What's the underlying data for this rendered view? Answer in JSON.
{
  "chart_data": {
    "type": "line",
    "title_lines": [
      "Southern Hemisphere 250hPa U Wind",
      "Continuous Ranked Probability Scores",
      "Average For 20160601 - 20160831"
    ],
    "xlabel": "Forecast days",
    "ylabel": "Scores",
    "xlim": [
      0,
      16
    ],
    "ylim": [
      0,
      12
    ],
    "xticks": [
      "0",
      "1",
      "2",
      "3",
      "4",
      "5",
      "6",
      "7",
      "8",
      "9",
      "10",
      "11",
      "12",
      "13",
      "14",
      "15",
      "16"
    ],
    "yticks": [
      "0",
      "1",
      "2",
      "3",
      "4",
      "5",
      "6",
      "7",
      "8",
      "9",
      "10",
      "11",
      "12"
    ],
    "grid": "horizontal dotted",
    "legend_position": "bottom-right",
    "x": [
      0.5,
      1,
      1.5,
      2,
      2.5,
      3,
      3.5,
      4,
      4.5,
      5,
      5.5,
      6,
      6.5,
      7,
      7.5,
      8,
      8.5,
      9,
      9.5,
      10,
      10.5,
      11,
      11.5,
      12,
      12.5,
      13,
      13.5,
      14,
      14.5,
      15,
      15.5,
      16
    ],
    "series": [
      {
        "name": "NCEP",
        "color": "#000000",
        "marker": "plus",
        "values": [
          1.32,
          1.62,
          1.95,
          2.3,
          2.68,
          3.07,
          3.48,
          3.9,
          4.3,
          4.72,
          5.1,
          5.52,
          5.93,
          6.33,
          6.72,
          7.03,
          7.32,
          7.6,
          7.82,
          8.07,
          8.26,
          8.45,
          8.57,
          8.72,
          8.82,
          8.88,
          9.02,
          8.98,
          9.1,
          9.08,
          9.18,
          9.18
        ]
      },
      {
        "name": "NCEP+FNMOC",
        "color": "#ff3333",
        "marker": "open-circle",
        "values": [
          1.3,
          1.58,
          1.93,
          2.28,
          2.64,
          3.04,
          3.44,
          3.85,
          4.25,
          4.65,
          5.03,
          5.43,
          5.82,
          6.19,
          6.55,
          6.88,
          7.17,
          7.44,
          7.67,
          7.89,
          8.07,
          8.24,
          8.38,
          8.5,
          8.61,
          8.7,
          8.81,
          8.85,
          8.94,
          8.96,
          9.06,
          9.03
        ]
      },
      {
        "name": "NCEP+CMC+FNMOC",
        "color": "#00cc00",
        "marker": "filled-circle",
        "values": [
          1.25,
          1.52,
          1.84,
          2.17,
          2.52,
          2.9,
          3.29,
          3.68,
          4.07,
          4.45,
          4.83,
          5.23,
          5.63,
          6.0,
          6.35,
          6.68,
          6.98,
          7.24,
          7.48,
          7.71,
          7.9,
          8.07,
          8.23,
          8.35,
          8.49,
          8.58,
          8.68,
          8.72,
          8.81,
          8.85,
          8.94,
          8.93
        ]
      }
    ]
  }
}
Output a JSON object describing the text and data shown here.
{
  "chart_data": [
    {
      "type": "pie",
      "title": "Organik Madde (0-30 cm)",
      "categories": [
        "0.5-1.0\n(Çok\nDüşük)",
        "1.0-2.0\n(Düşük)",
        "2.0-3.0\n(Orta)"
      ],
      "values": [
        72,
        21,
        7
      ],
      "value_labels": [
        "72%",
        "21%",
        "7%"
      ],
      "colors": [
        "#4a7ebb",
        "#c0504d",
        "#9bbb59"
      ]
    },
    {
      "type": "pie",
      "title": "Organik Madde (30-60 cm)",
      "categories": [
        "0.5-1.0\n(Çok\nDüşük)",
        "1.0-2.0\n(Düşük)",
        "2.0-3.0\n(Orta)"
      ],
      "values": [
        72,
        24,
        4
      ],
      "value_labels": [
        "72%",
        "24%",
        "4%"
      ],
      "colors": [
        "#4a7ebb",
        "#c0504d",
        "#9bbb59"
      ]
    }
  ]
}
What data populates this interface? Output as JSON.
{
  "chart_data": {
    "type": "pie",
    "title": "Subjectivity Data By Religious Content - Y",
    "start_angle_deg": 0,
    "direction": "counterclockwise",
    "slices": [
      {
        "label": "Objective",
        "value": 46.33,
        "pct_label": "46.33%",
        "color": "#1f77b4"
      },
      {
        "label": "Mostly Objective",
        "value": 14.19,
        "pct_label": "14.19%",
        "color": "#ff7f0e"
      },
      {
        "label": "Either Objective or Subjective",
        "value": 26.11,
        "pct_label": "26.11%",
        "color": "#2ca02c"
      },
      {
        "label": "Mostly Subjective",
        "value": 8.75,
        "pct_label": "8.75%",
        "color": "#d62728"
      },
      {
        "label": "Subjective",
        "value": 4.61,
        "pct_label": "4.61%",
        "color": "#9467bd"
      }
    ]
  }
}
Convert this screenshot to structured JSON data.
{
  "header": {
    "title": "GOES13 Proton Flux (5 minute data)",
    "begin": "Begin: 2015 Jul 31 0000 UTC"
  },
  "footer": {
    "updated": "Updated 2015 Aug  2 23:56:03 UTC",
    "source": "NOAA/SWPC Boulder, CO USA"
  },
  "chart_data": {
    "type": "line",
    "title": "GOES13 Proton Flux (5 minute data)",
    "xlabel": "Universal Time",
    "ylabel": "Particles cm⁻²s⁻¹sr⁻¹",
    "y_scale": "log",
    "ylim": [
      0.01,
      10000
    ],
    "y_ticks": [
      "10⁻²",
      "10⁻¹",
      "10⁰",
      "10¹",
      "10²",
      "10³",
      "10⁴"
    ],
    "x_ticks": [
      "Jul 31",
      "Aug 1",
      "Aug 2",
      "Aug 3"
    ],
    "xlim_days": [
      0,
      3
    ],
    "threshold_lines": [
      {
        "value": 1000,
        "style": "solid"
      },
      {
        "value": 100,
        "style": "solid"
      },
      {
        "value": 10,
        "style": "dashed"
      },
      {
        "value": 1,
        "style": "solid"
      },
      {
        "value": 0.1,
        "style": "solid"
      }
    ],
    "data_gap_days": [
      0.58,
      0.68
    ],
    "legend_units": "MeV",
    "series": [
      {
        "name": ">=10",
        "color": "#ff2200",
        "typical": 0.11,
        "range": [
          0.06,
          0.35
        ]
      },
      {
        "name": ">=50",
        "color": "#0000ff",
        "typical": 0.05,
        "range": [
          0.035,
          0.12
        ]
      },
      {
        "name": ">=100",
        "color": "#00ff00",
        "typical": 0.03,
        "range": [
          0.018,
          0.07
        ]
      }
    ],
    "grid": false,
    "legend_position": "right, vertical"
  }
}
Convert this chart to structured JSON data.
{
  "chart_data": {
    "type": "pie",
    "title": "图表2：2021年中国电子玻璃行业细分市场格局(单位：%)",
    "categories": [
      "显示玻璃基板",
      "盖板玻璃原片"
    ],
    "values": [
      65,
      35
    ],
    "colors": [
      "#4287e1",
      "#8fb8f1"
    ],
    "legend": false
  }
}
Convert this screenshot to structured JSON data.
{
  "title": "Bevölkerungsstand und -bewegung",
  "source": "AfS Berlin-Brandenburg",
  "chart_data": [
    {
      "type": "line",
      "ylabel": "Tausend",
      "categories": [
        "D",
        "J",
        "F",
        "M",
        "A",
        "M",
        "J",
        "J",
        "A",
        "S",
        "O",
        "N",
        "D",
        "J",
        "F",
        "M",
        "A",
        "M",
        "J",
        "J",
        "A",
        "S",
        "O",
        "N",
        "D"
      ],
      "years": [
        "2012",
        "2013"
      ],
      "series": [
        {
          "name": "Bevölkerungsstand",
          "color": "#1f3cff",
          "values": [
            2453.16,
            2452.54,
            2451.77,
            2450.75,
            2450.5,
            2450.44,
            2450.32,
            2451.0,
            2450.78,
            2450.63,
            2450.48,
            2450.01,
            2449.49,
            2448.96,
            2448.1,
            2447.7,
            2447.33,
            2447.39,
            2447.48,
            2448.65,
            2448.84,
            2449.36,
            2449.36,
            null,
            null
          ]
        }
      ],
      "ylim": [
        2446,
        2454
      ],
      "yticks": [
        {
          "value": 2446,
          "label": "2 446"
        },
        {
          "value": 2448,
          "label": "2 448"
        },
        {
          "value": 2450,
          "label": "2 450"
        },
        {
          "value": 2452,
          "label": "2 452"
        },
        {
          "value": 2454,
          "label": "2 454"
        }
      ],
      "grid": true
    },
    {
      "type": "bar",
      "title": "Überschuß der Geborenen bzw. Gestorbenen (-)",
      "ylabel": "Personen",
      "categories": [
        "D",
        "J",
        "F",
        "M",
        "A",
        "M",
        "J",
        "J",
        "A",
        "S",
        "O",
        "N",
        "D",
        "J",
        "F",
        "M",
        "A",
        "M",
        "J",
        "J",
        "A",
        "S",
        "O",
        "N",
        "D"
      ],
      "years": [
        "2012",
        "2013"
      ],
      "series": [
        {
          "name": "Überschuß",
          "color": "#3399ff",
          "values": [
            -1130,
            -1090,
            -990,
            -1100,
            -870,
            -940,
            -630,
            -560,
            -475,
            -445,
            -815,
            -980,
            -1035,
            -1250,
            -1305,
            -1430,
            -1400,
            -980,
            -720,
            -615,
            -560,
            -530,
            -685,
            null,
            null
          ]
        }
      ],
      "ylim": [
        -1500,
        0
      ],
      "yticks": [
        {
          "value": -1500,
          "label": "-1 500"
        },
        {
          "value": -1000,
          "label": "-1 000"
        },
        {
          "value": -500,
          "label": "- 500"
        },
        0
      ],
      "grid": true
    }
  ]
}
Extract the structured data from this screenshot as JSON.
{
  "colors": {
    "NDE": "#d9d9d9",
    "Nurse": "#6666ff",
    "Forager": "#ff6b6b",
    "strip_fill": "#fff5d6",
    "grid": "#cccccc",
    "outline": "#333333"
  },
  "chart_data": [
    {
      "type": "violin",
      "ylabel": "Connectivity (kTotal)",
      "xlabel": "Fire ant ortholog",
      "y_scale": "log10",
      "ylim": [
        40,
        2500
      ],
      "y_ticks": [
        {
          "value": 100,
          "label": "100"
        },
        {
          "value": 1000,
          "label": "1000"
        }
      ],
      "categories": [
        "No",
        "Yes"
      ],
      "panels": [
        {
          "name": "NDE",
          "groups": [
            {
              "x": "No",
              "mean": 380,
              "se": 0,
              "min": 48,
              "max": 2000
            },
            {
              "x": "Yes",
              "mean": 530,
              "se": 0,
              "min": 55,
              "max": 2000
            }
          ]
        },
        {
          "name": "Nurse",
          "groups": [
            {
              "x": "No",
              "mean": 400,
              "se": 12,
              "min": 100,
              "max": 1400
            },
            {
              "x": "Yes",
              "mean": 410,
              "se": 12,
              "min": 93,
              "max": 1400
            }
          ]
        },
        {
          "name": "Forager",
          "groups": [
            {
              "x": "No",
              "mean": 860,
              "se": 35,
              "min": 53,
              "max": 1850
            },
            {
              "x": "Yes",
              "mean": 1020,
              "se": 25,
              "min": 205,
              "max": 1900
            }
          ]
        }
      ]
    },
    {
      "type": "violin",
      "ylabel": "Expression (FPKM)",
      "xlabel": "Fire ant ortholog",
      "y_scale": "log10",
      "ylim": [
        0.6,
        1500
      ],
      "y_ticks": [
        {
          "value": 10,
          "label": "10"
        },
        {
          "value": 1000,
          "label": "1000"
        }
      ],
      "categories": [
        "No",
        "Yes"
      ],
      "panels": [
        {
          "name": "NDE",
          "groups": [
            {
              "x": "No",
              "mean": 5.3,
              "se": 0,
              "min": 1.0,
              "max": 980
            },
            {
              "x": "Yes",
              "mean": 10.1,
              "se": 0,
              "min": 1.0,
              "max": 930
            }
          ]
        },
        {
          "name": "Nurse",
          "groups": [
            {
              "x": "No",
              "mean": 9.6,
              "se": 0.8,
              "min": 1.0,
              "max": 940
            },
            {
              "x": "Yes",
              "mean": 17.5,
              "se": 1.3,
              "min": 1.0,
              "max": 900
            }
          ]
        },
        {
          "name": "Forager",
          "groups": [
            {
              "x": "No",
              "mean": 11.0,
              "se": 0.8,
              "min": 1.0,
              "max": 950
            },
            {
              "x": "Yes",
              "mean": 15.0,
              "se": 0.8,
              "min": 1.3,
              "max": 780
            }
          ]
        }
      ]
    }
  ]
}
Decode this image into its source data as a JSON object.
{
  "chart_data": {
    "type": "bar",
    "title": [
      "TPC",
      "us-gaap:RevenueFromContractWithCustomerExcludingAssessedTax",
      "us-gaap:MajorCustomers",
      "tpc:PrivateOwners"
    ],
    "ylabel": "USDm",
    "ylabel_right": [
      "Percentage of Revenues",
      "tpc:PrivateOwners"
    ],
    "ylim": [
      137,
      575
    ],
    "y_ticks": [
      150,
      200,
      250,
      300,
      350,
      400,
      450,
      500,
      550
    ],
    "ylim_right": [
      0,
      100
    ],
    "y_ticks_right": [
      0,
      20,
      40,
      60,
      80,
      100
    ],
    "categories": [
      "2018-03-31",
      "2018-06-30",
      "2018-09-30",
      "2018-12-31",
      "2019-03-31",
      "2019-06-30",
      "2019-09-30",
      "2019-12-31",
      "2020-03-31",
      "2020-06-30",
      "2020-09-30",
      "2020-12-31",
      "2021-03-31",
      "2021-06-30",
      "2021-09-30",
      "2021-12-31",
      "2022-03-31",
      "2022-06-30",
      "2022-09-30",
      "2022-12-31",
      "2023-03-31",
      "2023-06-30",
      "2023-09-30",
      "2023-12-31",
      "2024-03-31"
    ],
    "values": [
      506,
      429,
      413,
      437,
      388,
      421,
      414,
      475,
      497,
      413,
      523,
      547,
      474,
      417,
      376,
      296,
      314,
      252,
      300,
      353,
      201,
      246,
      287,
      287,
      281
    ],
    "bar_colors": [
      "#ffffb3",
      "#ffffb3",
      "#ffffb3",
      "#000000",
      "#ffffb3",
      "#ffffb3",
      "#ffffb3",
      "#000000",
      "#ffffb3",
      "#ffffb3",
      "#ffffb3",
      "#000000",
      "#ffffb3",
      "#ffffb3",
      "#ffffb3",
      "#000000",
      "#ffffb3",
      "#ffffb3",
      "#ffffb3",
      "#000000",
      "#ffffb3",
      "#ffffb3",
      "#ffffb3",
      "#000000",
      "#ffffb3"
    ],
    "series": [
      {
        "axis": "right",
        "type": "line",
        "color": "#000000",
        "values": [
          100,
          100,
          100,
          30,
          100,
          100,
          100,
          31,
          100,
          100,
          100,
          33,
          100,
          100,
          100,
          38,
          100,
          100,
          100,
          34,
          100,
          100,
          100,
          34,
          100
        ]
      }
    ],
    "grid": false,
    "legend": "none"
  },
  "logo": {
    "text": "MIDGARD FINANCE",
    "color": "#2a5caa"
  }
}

◆ ◆ ◆ ◆

*Directions:* Only the number is wanted: how many lines above include the word "Subjective"?

*Solved exercise:* 3